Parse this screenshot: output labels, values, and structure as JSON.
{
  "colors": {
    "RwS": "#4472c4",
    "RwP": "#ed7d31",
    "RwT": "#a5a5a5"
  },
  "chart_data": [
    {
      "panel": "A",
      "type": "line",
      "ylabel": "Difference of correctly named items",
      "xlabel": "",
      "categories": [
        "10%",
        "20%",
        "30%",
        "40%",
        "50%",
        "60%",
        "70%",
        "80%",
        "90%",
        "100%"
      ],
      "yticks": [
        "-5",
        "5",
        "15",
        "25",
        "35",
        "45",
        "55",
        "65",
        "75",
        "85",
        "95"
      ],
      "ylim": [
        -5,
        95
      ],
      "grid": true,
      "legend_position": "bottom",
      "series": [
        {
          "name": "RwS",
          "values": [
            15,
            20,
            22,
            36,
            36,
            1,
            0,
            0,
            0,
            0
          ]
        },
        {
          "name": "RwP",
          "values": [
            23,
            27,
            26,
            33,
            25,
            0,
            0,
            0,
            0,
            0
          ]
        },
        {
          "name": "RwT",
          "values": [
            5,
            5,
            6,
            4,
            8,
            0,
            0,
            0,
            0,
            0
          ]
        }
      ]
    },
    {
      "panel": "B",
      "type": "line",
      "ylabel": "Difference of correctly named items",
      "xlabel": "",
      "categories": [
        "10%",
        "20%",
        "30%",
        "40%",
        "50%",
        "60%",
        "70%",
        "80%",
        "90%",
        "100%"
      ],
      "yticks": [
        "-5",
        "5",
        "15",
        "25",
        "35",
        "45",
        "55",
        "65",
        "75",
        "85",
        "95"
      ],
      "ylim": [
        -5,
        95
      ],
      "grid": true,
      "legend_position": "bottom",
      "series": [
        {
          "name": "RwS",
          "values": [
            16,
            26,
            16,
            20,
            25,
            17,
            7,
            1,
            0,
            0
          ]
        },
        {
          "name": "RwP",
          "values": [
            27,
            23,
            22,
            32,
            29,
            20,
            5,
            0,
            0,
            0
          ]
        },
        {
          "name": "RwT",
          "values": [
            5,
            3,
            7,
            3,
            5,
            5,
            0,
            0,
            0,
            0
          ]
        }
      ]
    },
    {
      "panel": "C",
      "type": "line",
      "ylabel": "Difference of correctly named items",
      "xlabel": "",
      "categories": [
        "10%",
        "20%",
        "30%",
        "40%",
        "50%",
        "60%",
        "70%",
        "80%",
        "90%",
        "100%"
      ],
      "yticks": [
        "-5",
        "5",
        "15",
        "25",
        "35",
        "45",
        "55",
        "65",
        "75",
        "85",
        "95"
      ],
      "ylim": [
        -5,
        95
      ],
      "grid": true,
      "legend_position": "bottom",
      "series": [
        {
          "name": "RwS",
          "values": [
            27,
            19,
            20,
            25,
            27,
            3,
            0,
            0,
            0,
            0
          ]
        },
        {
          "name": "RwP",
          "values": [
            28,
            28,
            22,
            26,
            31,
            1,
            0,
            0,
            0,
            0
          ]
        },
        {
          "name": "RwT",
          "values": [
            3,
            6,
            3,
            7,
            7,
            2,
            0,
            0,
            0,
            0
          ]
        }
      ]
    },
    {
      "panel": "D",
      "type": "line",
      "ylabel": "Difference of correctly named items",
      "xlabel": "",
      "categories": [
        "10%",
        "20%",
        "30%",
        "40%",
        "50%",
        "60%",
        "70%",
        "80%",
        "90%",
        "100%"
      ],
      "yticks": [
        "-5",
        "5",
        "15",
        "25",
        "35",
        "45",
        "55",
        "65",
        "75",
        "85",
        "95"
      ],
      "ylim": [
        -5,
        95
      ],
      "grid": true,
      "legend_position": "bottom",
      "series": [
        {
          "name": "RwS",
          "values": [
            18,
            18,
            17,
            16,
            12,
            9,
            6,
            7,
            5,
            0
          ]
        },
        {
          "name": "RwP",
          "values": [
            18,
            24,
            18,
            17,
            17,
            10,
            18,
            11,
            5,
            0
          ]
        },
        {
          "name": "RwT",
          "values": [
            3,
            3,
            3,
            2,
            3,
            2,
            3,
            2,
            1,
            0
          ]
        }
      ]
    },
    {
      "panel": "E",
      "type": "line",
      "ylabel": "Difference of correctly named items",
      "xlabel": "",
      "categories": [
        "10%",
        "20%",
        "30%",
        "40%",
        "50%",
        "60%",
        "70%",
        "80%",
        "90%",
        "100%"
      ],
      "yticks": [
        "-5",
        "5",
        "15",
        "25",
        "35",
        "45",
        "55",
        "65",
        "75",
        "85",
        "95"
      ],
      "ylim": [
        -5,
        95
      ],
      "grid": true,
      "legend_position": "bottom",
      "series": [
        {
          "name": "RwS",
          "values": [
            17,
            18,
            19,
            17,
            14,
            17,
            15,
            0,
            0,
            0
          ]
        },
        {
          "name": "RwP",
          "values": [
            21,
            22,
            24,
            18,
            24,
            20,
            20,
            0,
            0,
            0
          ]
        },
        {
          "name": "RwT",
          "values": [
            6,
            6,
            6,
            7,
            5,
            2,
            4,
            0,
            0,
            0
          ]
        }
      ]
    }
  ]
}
----
Goal: Write out every entry exactly as given.

Finished exercise:
Parse this screenshot: output labels, values, and structure as JSON.
{
  "colors": {
    "RwS": "#4472c4",
    "RwP": "#ed7d31",
    "RwT": "#a5a5a5"
  },
  "chart_data": [
    {
      "panel": "A",
      "type": "line",
      "ylabel": "Difference of correctly named items",
      "xlabel": "",
      "categories": [
        "10%",
        "20%",
        "30%",
        "40%",
        "50%",
        "60%",
        "70%",
        "80%",
        "90%",
        "100%"
      ],
      "yticks": [
        "-5",
        "5",
        "15",
        "25",
        "35",
        "45",
        "55",
        "65",
        "75",
        "85",
        "95"
      ],
      "ylim": [
        -5,
        95
      ],
      "grid": true,
      "legend_position": "bottom",
      "series": [
        {
          "name": "RwS",
          "values": [
            15,
            20,
            22,
            36,
            36,
            1,
            0,
            0,
            0,
            0
          ]
        },
        {
          "name": "RwP",
          "values": [
            23,
            27,
            26,
            33,
            25,
            0,
            0,
            0,
            0,
            0
          ]
        },
        {
          "name": "RwT",
          "values": [
            5,
            5,
            6,
            4,
            8,
            0,
            0,
            0,
            0,
            0
          ]
        }
      ]
    },
    {
      "panel": "B",
      "type": "line",
      "ylabel": "Difference of correctly named items",
      "xlabel": "",
      "categories": [
        "10%",
        "20%",
        "30%",
        "40%",
        "50%",
        "60%",
        "70%",
        "80%",
        "90%",
        "100%"
      ],
      "yticks": [
        "-5",
        "5",
        "15",
        "25",
        "35",
        "45",
        "55",
        "65",
        "75",
        "85",
        "95"
      ],
      "ylim": [
        -5,
        95
      ],
      "grid": true,
      "legend_position": "bottom",
      "series": [
        {
          "name": "RwS",
          "values": [
            16,
            26,
            16,
            20,
            25,
            17,
            7,
            1,
            0,
            0
          ]
        },
        {
          "name": "RwP",
          "values": [
            27,
            23,
            22,
            32,
            29,
            20,
            5,
            0,
            0,
            0
          ]
        },
        {
          "name": "RwT",
          "values": [
            5,
            3,
            7,
            3,
            5,
            5,
            0,
            0,
            0,
            0
          ]
        }
      ]
    },
    {
      "panel": "C",
      "type": "line",
      "ylabel": "Difference of correctly named items",
      "xlabel": "",
      "categories": [
        "10%",
        "20%",
        "30%",
        "40%",
        "50%",
        "60%",
        "70%",
        "80%",
        "90%",
        "100%"
      ],
      "yticks": [
        "-5",
        "5",
        "15",
        "25",
        "35",
        "45",
        "55",
        "65",
        "75",
        "85",
        "95"
      ],
      "ylim": [
        -5,
        95
      ],
      "grid": true,
      "legend_position": "bottom",
      "series": [
        {
          "name": "RwS",
          "values": [
            27,
            19,
            20,
            25,
            27,
            3,
            0,
            0,
            0,
            0
          ]
        },
        {
          "name": "RwP",
          "values": [
            28,
            28,
            22,
            26,
            31,
            1,
            0,
            0,
            0,
            0
          ]
        },
        {
          "name": "RwT",
          "values": [
            3,
            6,
            3,
            7,
            7,
            2,
            0,
            0,
            0,
            0
          ]
        }
      ]
    },
    {
      "panel": "D",
      "type": "line",
      "ylabel": "Difference of correctly named items",
      "xlabel": "",
      "categories": [
        "10%",
        "20%",
        "30%",
        "40%",
        "50%",
        "60%",
        "70%",
        "80%",
        "90%",
        "100%"
      ],
      "yticks": [
        "-5",
        "5",
        "15",
        "25",
        "35",
        "45",
        "55",
        "65",
        "75",
        "85",
        "95"
      ],
      "ylim": [
        -5,
        95
      ],
      "grid": true,
      "legend_position": "bottom",
      "series": [
        {
          "name": "RwS",
          "values": [
            18,
            18,
            17,
            16,
            12,
            9,
            6,
            7,
            5,
            0
          ]
        },
        {
          "name": "RwP",
          "values": [
            18,
            24,
            18,
            17,
            17,
            10,
            18,
            11,
            5,
            0
          ]
        },
        {
          "name": "RwT",
          "values": [
            3,
            3,
            3,
            2,
            3,
            2,
            3,
            2,
            1,
            0
          ]
        }
      ]
    },
    {
      "panel": "E",
      "type": "line",
      "ylabel": "Difference of correctly named items",
      "xlabel": "",
      "categories": [
        "10%",
        "20%",
        "30%",
        "40%",
        "50%",
        "60%",
        "70%",
        "80%",
        "90%",
        "100%"
      ],
      "yticks": [
        "-5",
        "5",
        "15",
        "25",
        "35",
        "45",
        "55",
        "65",
        "75",
        "85",
        "95"
      ],
      "ylim": [
        -5,
        95
      ],
      "grid": true,
      "legend_position": "bottom",
      "series": [
        {
          "name": "RwS",
          "values": [
            17,
            18,
            19,
            17,
            14,
            17,
            15,
            0,
            0,
            0
          ]
        },
        {
          "name": "RwP",
          "values": [
            21,
            22,
            24,
            18,
            24,
            20,
            20,
            0,
            0,
            0
          ]
        },
        {
          "name": "RwT",
          "values": [
            6,
            6,
            6,
            7,
            5,
            2,
            4,
            0,
            0,
            0
          ]
        }
      ]
    }
  ]
}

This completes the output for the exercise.